• AIM
Identify, in the records below, every line where the string "groups" appears, and copy each such line.

• DATA PROVIDED
★ ★ ★ ★ ★ ★ ★
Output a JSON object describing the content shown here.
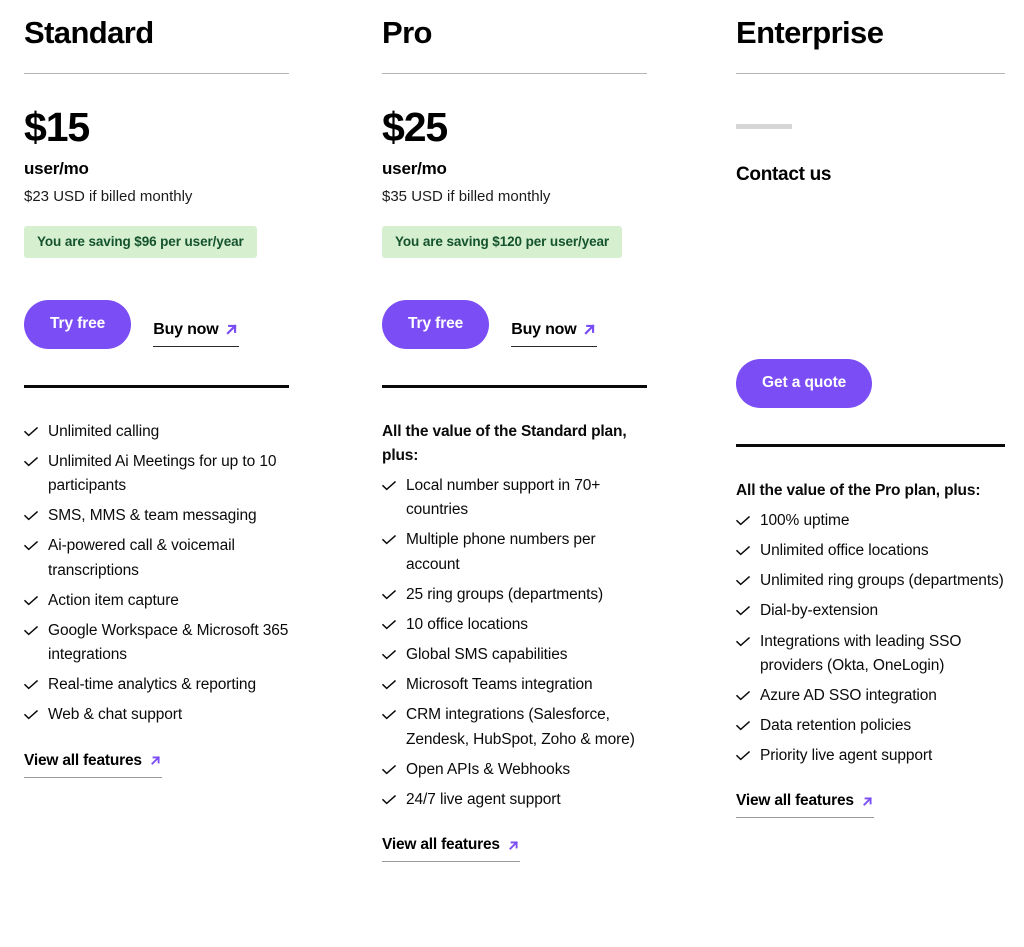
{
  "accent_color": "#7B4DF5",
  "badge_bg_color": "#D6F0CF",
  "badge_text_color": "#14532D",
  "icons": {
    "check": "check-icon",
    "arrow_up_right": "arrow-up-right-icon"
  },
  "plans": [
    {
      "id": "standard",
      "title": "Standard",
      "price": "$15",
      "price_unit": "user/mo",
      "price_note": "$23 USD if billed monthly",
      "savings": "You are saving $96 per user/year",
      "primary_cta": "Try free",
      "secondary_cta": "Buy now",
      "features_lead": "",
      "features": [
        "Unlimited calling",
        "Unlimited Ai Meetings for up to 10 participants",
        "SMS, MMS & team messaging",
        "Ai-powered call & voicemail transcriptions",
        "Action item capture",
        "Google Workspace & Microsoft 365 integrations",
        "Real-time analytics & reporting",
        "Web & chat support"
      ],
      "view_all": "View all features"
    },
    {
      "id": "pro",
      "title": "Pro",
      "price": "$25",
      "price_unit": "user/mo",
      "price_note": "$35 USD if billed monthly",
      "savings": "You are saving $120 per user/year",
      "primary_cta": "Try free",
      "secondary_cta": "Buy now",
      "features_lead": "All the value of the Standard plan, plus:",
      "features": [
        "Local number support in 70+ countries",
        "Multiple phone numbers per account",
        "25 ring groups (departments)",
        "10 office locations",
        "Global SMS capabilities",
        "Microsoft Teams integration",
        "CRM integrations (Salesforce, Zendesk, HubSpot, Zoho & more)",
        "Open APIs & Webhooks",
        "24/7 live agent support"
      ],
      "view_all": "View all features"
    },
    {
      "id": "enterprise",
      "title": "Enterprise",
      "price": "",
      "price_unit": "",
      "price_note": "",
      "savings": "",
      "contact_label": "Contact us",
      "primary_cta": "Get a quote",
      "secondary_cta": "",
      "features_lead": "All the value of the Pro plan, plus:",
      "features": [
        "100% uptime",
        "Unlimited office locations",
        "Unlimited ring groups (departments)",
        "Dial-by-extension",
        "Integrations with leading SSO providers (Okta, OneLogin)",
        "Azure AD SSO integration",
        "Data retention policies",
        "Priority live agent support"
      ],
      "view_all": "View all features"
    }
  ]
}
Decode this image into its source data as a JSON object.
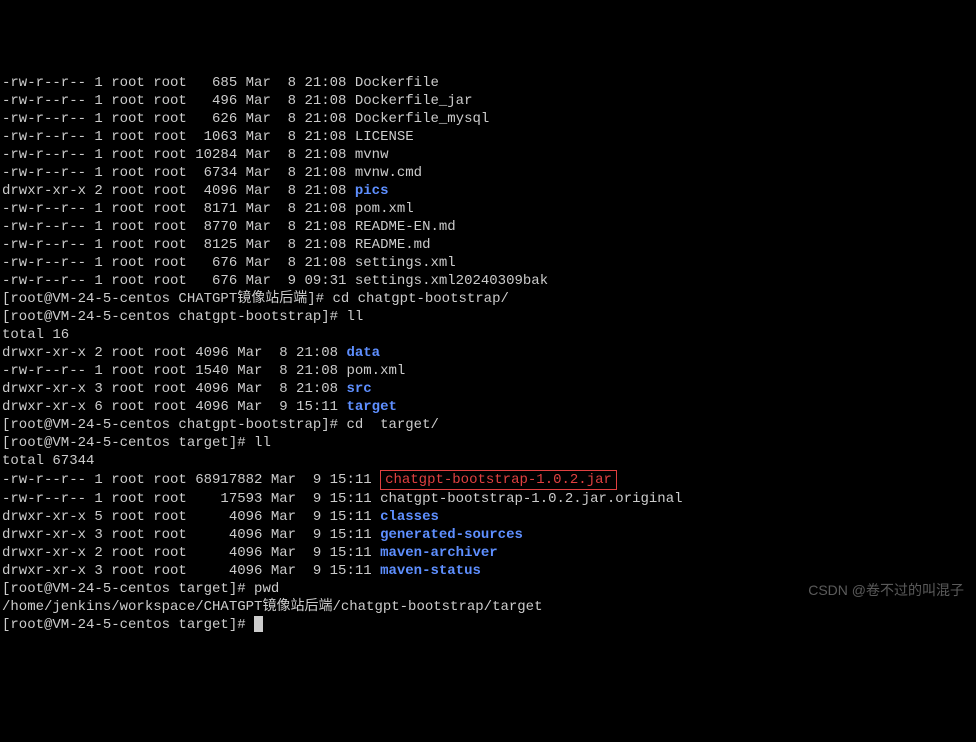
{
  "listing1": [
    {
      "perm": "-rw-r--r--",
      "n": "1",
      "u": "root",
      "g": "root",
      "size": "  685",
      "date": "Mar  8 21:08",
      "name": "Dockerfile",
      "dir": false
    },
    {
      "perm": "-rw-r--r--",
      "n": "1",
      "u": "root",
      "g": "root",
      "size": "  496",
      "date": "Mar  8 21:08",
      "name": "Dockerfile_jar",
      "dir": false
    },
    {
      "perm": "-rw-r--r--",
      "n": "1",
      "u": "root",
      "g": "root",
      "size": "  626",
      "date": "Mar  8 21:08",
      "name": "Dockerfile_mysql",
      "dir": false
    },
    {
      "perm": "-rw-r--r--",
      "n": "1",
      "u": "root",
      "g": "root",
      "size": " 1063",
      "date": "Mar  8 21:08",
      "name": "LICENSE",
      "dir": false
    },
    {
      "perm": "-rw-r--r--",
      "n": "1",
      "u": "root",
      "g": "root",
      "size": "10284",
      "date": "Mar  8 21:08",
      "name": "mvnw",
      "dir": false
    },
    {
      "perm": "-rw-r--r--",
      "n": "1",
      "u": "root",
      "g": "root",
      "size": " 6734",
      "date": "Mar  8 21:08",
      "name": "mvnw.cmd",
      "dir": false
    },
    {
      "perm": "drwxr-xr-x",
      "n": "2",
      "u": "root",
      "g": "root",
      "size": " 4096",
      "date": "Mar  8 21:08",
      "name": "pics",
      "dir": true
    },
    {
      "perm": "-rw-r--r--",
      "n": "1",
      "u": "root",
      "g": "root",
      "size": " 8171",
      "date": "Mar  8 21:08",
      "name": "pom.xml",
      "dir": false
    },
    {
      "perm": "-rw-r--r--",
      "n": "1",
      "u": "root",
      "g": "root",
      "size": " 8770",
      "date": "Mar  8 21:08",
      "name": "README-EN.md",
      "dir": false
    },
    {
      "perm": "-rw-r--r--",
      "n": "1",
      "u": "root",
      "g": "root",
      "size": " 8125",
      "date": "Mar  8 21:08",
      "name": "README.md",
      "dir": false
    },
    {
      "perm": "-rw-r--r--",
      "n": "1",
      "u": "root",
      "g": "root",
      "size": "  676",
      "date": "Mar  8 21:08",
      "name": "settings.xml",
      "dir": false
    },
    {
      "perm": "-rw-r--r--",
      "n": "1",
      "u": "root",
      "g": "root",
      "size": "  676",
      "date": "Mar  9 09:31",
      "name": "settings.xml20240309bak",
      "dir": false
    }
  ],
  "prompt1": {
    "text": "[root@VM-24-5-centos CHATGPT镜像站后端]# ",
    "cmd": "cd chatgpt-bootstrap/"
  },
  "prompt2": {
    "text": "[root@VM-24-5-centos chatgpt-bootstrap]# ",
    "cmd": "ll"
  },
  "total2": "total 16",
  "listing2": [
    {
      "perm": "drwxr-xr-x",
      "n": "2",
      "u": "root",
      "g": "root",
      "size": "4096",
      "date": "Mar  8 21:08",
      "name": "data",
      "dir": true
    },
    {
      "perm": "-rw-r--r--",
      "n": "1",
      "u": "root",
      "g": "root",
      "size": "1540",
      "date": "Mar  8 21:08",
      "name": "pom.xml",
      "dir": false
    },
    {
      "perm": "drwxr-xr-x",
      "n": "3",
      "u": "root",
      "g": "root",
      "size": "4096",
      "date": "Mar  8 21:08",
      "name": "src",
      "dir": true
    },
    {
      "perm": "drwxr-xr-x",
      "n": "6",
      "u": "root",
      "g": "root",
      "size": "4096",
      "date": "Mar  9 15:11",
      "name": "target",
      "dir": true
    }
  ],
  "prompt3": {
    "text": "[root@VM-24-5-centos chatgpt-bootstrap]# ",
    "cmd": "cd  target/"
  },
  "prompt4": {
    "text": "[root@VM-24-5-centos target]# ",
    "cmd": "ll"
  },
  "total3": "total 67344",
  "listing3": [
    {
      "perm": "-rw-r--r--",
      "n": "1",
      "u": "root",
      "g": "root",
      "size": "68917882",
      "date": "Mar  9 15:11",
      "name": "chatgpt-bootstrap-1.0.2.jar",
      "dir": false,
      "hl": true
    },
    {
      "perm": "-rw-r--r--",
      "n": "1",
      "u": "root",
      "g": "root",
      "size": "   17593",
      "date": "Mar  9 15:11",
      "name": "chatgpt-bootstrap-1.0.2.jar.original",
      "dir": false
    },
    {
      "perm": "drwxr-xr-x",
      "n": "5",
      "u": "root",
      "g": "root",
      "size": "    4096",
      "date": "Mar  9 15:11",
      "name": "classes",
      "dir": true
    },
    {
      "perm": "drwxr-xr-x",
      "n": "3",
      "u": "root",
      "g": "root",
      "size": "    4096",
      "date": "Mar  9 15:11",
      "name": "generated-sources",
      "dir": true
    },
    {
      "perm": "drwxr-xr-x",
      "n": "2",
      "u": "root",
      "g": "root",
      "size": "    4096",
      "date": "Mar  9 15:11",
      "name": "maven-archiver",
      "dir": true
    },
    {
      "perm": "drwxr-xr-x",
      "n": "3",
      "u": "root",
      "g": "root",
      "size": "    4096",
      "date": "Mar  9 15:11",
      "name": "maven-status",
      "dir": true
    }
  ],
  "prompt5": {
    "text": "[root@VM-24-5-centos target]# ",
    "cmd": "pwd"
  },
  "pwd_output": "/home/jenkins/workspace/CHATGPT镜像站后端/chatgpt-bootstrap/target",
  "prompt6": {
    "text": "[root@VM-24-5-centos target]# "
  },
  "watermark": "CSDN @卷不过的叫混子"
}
★ ★ ★ ★ ★ ★ ★
• ANSWER FOR THE TASK
        "25 ring groups (departments)",
        "Unlimited ring groups (departments)",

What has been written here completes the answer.